[WHAT NEEDS TO BE DONE]
Give the entries again exactly, every one of them.
++++++
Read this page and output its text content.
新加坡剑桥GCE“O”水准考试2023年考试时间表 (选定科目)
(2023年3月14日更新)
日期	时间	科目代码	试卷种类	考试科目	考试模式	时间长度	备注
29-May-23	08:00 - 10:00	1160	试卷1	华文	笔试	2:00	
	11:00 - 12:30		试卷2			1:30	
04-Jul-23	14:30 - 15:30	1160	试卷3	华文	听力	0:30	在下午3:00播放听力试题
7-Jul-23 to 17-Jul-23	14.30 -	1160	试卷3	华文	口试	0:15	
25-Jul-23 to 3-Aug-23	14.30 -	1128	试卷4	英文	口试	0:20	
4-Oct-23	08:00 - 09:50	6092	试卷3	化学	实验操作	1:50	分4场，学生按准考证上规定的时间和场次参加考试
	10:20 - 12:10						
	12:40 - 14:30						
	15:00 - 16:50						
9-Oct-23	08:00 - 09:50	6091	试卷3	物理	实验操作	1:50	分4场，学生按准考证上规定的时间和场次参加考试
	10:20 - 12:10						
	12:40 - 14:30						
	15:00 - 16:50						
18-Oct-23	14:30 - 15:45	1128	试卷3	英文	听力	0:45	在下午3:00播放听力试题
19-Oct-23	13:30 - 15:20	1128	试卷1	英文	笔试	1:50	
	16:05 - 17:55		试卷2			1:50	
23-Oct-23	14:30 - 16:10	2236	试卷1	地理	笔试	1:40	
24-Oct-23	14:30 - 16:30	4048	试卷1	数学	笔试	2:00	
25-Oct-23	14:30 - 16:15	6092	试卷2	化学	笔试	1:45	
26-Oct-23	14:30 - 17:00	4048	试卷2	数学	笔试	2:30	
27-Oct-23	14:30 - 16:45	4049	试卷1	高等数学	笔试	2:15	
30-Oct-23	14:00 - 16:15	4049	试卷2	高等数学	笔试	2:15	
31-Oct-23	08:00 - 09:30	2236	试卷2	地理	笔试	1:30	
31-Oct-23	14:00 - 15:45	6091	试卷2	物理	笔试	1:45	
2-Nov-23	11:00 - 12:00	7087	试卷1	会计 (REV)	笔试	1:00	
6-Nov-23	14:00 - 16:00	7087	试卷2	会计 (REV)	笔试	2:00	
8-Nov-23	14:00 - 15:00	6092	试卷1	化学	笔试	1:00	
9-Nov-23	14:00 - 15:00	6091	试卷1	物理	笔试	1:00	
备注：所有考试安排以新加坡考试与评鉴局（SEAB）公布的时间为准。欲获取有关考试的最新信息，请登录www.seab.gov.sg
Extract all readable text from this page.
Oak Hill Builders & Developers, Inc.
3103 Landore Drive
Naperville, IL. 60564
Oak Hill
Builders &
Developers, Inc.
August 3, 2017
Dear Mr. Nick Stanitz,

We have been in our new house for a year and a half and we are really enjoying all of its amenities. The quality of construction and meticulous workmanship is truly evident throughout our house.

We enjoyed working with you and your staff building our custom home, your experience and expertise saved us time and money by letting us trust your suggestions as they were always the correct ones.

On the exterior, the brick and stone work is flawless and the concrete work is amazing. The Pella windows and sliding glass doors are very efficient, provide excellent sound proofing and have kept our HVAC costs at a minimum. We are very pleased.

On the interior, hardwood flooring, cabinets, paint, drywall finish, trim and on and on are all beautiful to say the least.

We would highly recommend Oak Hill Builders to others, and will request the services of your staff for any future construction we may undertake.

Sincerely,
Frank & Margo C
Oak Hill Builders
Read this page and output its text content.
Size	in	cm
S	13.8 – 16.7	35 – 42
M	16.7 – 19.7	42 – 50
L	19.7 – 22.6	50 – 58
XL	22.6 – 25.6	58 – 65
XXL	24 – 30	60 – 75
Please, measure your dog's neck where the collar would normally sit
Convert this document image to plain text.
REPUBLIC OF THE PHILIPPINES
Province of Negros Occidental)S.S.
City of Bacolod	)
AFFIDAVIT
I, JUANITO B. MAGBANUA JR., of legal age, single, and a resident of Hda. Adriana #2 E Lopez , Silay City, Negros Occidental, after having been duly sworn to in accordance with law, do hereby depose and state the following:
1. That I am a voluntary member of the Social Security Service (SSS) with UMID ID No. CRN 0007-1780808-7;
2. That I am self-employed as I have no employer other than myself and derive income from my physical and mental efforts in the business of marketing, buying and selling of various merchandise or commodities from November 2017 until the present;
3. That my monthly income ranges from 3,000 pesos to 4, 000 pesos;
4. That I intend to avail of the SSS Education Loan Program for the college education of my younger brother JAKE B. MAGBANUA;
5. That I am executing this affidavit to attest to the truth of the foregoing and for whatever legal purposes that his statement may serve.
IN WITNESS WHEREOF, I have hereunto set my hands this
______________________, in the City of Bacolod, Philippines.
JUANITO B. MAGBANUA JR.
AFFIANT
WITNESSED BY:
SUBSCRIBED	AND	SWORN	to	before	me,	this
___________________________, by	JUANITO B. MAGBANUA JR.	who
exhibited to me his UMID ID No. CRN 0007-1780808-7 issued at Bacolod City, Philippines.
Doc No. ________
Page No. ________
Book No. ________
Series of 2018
++++++
[EXERCISE ANSWER]
Read this page and output its text content.
新加坡剑桥GCE“O”水准考试2023年考试时间表 (选定科目)
(2023年3月14日更新)
日期	时间	科目代码	试卷种类	考试科目	考试模式	时间长度	备注
29-May-23	08:00 - 10:00	1160	试卷1	华文	笔试	2:00	
	11:00 - 12:30		试卷2			1:30	
04-Jul-23	14:30 - 15:30	1160	试卷3	华文	听力	0:30	在下午3:00播放听力试题
7-Jul-23 to 17-Jul-23	14.30 -	1160	试卷3	华文	口试	0:15	
25-Jul-23 to 3-Aug-23	14.30 -	1128	试卷4	英文	口试	0:20	
4-Oct-23	08:00 - 09:50	6092	试卷3	化学	实验操作	1:50	分4场，学生按准考证上规定的时间和场次参加考试
	10:20 - 12:10						
	12:40 - 14:30						
	15:00 - 16:50						
9-Oct-23	08:00 - 09:50	6091	试卷3	物理	实验操作	1:50	分4场，学生按准考证上规定的时间和场次参加考试
	10:20 - 12:10						
	12:40 - 14:30						
	15:00 - 16:50						
18-Oct-23	14:30 - 15:45	1128	试卷3	英文	听力	0:45	在下午3:00播放听力试题
19-Oct-23	13:30 - 15:20	1128	试卷1	英文	笔试	1:50	
	16:05 - 17:55		试卷2			1:50	
23-Oct-23	14:30 - 16:10	2236	试卷1	地理	笔试	1:40	
24-Oct-23	14:30 - 16:30	4048	试卷1	数学	笔试	2:00	
25-Oct-23	14:30 - 16:15	6092	试卷2	化学	笔试	1:45	
26-Oct-23	14:30 - 17:00	4048	试卷2	数学	笔试	2:30	
27-Oct-23	14:30 - 16:45	4049	试卷1	高等数学	笔试	2:15	
30-Oct-23	14:00 - 16:15	4049	试卷2	高等数学	笔试	2:15	
31-Oct-23	08:00 - 09:30	2236	试卷2	地理	笔试	1:30	
31-Oct-23	14:00 - 15:45	6091	试卷2	物理	笔试	1:45	
2-Nov-23	11:00 - 12:00	7087	试卷1	会计 (REV)	笔试	1:00	
6-Nov-23	14:00 - 16:00	7087	试卷2	会计 (REV)	笔试	2:00	
8-Nov-23	14:00 - 15:00	6092	试卷1	化学	笔试	1:00	
9-Nov-23	14:00 - 15:00	6091	试卷1	物理	笔试	1:00	
备注：所有考试安排以新加坡考试与评鉴局（SEAB）公布的时间为准。欲获取有关考试的最新信息，请登录www.seab.gov.sg
Extract all readable text from this page.
Oak Hill Builders & Developers, Inc.
3103 Landore Drive
Naperville, IL. 60564
Oak Hill
Builders &
Developers, Inc.
August 3, 2017
Dear Mr. Nick Stanitz,

We have been in our new house for a year and a half and we are really enjoying all of its amenities. The quality of construction and meticulous workmanship is truly evident throughout our house.

We enjoyed working with you and your staff building our custom home, your experience and expertise saved us time and money by letting us trust your suggestions as they were always the correct ones.

On the exterior, the brick and stone work is flawless and the concrete work is amazing. The Pella windows and sliding glass doors are very efficient, provide excellent sound proofing and have kept our HVAC costs at a minimum. We are very pleased.

On the interior, hardwood flooring, cabinets, paint, drywall finish, trim and on and on are all beautiful to say the least.

We would highly recommend Oak Hill Builders to others, and will request the services of your staff for any future construction we may undertake.

Sincerely,
Frank & Margo C
Oak Hill Builders
Read this page and output its text content.
Size	in	cm
S	13.8 – 16.7	35 – 42
M	16.7 – 19.7	42 – 50
L	19.7 – 22.6	50 – 58
XL	22.6 – 25.6	58 – 65
XXL	24 – 30	60 – 75
Please, measure your dog's neck where the collar would normally sit
Convert this document image to plain text.
REPUBLIC OF THE PHILIPPINES
Province of Negros Occidental)S.S.
City of Bacolod	)
AFFIDAVIT
I, JUANITO B. MAGBANUA JR., of legal age, single, and a resident of Hda. Adriana #2 E Lopez , Silay City, Negros Occidental, after having been duly sworn to in accordance with law, do hereby depose and state the following:
1. That I am a voluntary member of the Social Security Service (SSS) with UMID ID No. CRN 0007-1780808-7;
2. That I am self-employed as I have no employer other than myself and derive income from my physical and mental efforts in the business of marketing, buying and selling of various merchandise or commodities from November 2017 until the present;
3. That my monthly income ranges from 3,000 pesos to 4, 000 pesos;
4. That I intend to avail of the SSS Education Loan Program for the college education of my younger brother JAKE B. MAGBANUA;
5. That I am executing this affidavit to attest to the truth of the foregoing and for whatever legal purposes that his statement may serve.
IN WITNESS WHEREOF, I have hereunto set my hands this
______________________, in the City of Bacolod, Philippines.
JUANITO B. MAGBANUA JR.
AFFIANT
WITNESSED BY:
SUBSCRIBED	AND	SWORN	to	before	me,	this
___________________________, by	JUANITO B. MAGBANUA JR.	who
exhibited to me his UMID ID No. CRN 0007-1780808-7 issued at Bacolod City, Philippines.
Doc No. ________
Page No. ________
Book No. ________
Series of 2018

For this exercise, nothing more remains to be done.